Records supplied.
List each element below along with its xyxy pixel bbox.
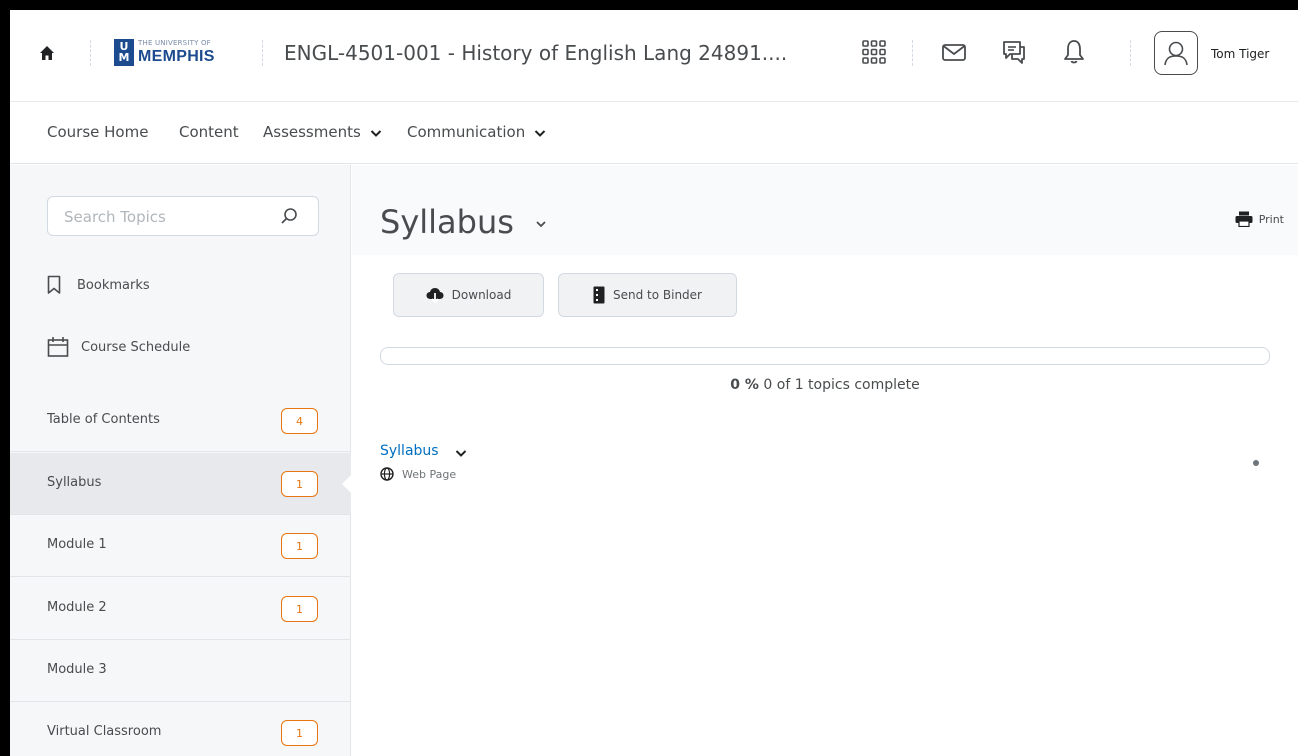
toc-item-module-2[interactable]: Module 2 1 (10, 578, 351, 640)
nav-course-home[interactable]: Course Home (47, 123, 148, 141)
search-topics[interactable] (47, 196, 319, 236)
nav-assessments-label: Assessments (263, 123, 361, 141)
topic-type-label: Web Page (402, 467, 457, 481)
bookmark-icon (47, 275, 61, 294)
logo-subtitle: THE UNIVERSITY OF (138, 38, 211, 47)
avatar-icon (1164, 41, 1188, 66)
progress-count: 0 of 1 topics complete (763, 377, 920, 393)
page-frame: UM THE UNIVERSITY OF MEMPHIS ENGL-4501-0… (10, 10, 1298, 756)
bookmarks-label: Bookmarks (77, 277, 150, 293)
bookmarks-link[interactable]: Bookmarks (47, 273, 150, 297)
logo-mark: UM (114, 38, 134, 66)
send-to-binder-label: Send to Binder (612, 288, 702, 302)
cloud-download-icon (426, 288, 444, 303)
print-label: Print (1258, 212, 1284, 226)
calendar-icon (47, 337, 69, 357)
toc-item-label: Virtual Classroom (47, 724, 162, 739)
search-input[interactable] (64, 206, 264, 228)
unread-count-badge: 1 (281, 720, 318, 746)
unread-count-badge: 1 (281, 596, 318, 622)
mail-icon[interactable] (940, 38, 968, 66)
completion-indicator (1253, 460, 1259, 466)
course-schedule-label: Course Schedule (81, 339, 191, 355)
toc-item-label: Syllabus (47, 475, 102, 490)
nav-communication-label: Communication (407, 123, 526, 141)
toc-item-label: Table of Contents (47, 412, 160, 427)
course-title[interactable]: ENGL-4501-001 - History of English Lang … (284, 41, 787, 65)
binder-icon (593, 286, 605, 304)
toc-item-label: Module 3 (47, 662, 107, 677)
download-label: Download (451, 288, 512, 302)
toc-item-module-3[interactable]: Module 3 (10, 640, 351, 702)
topic-link-syllabus[interactable]: Syllabus (380, 443, 439, 459)
chevron-down-icon[interactable] (455, 448, 467, 458)
download-button[interactable]: Download (393, 273, 544, 317)
home-icon[interactable] (38, 44, 56, 62)
course-schedule-link[interactable]: Course Schedule (47, 335, 190, 359)
toc-item-syllabus[interactable]: Syllabus 1 (10, 453, 353, 515)
toc-item-label: Module 2 (47, 600, 107, 615)
avatar[interactable] (1154, 31, 1198, 75)
progress-bar (380, 347, 1270, 365)
nav-assessments[interactable]: Assessments (263, 123, 382, 141)
chat-icon[interactable] (1000, 38, 1028, 66)
chevron-down-icon (370, 129, 381, 137)
unread-count-badge: 1 (281, 471, 318, 497)
course-navbar: Course Home Content Assessments Communic… (10, 102, 1298, 164)
search-icon[interactable] (280, 207, 298, 225)
send-to-binder-button[interactable]: Send to Binder (558, 273, 737, 317)
top-header: UM THE UNIVERSITY OF MEMPHIS ENGL-4501-0… (10, 10, 1298, 102)
chevron-down-icon[interactable] (535, 219, 547, 229)
university-logo[interactable]: UM THE UNIVERSITY OF MEMPHIS (114, 38, 215, 66)
logo-title: MEMPHIS (138, 47, 215, 65)
waffle-icon[interactable] (860, 38, 888, 66)
unread-count-badge: 1 (281, 533, 318, 559)
printer-icon (1235, 211, 1253, 227)
nav-communication[interactable]: Communication (407, 123, 546, 141)
progress-summary: 0 % 0 of 1 topics complete (352, 377, 1298, 393)
chevron-down-icon (534, 129, 546, 137)
unread-count-badge: 4 (281, 408, 318, 434)
progress-percent: 0 % (730, 377, 759, 393)
print-button[interactable]: Print (1235, 211, 1284, 227)
main-content: Syllabus Print Download Send to Binder 0… (352, 165, 1298, 756)
topic-type: Web Page (380, 467, 456, 481)
toc-item-virtual-classroom[interactable]: Virtual Classroom 1 (10, 702, 351, 756)
toc-item-module-1[interactable]: Module 1 1 (10, 515, 351, 577)
page-title[interactable]: Syllabus (380, 203, 514, 241)
globe-icon (380, 467, 394, 481)
bell-icon[interactable] (1060, 38, 1088, 66)
nav-content[interactable]: Content (179, 123, 239, 141)
toc-item-table-of-contents[interactable]: Table of Contents 4 (10, 390, 351, 452)
toc-item-label: Module 1 (47, 537, 107, 552)
user-name[interactable]: Tom Tiger (1211, 47, 1269, 61)
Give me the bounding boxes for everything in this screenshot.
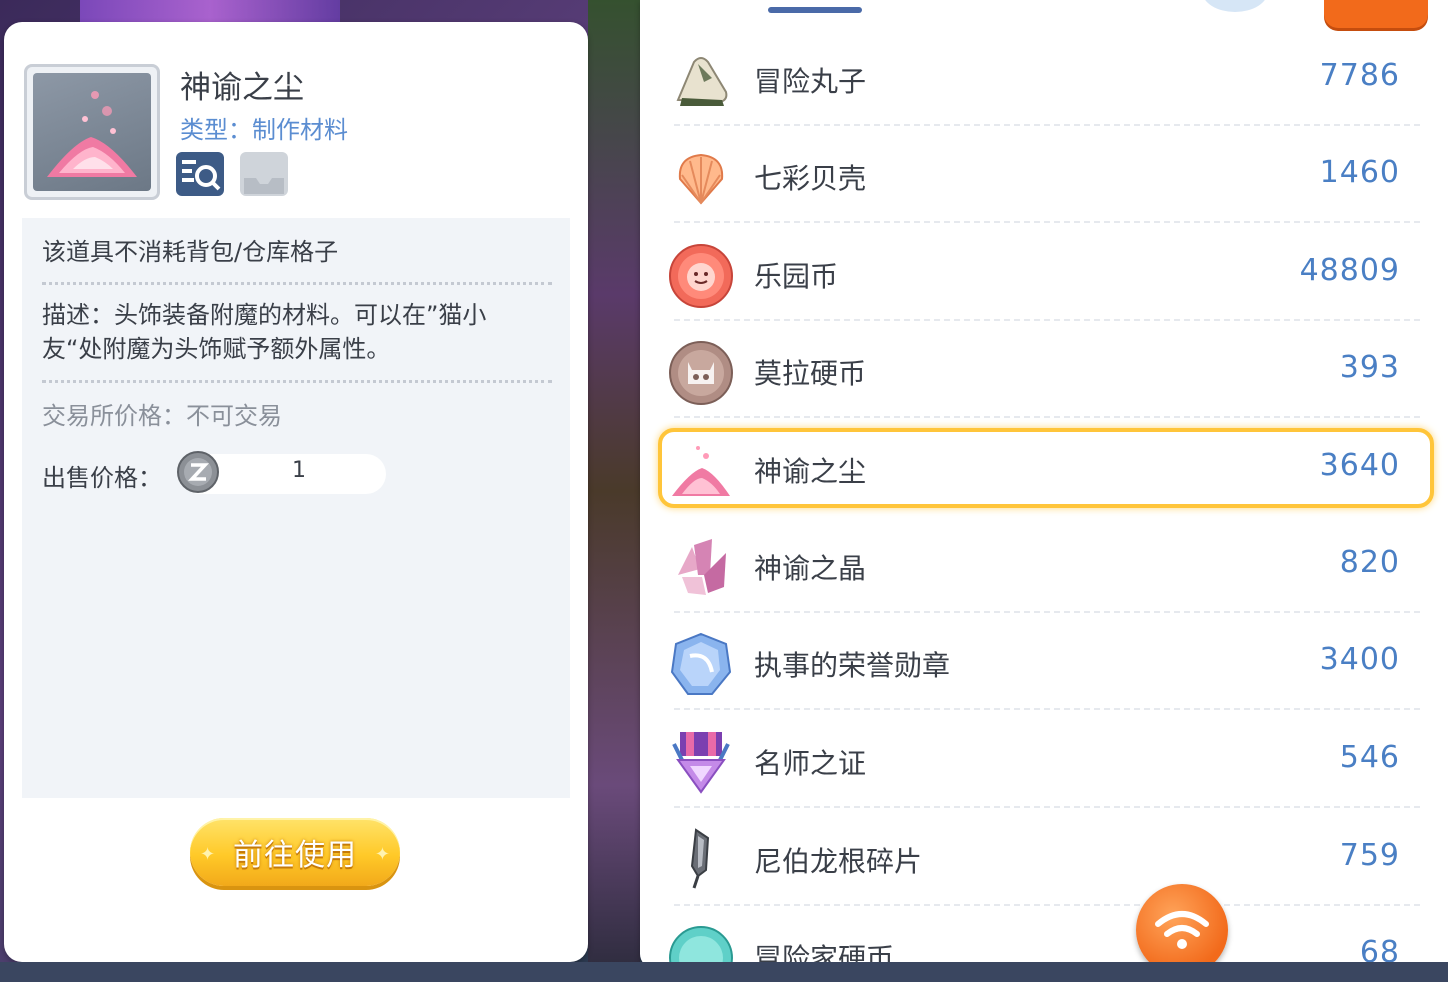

Exercise brief.
Convert the lines in the rows above, from the line with "toc-item-module-2[interactable]: Module 2" to the line with "nav-assessments-label: Assessments (263, 123, 361, 141)", into a Markdown table with the columns Index and Entry. Number each line and leave out any blank lines.

Response to this exercise.
| Index | Entry |
|---|---|
| 1 | toc-item-module-2[interactable]: Module 2 1 (10, 578, 351, 640) |
| 2 | nav-course-home[interactable]: Course Home (47, 123, 148, 141) |
| 3 | search-topics[interactable] (47, 196, 319, 236) |
| 4 | nav-assessments-label: Assessments (263, 123, 361, 141) |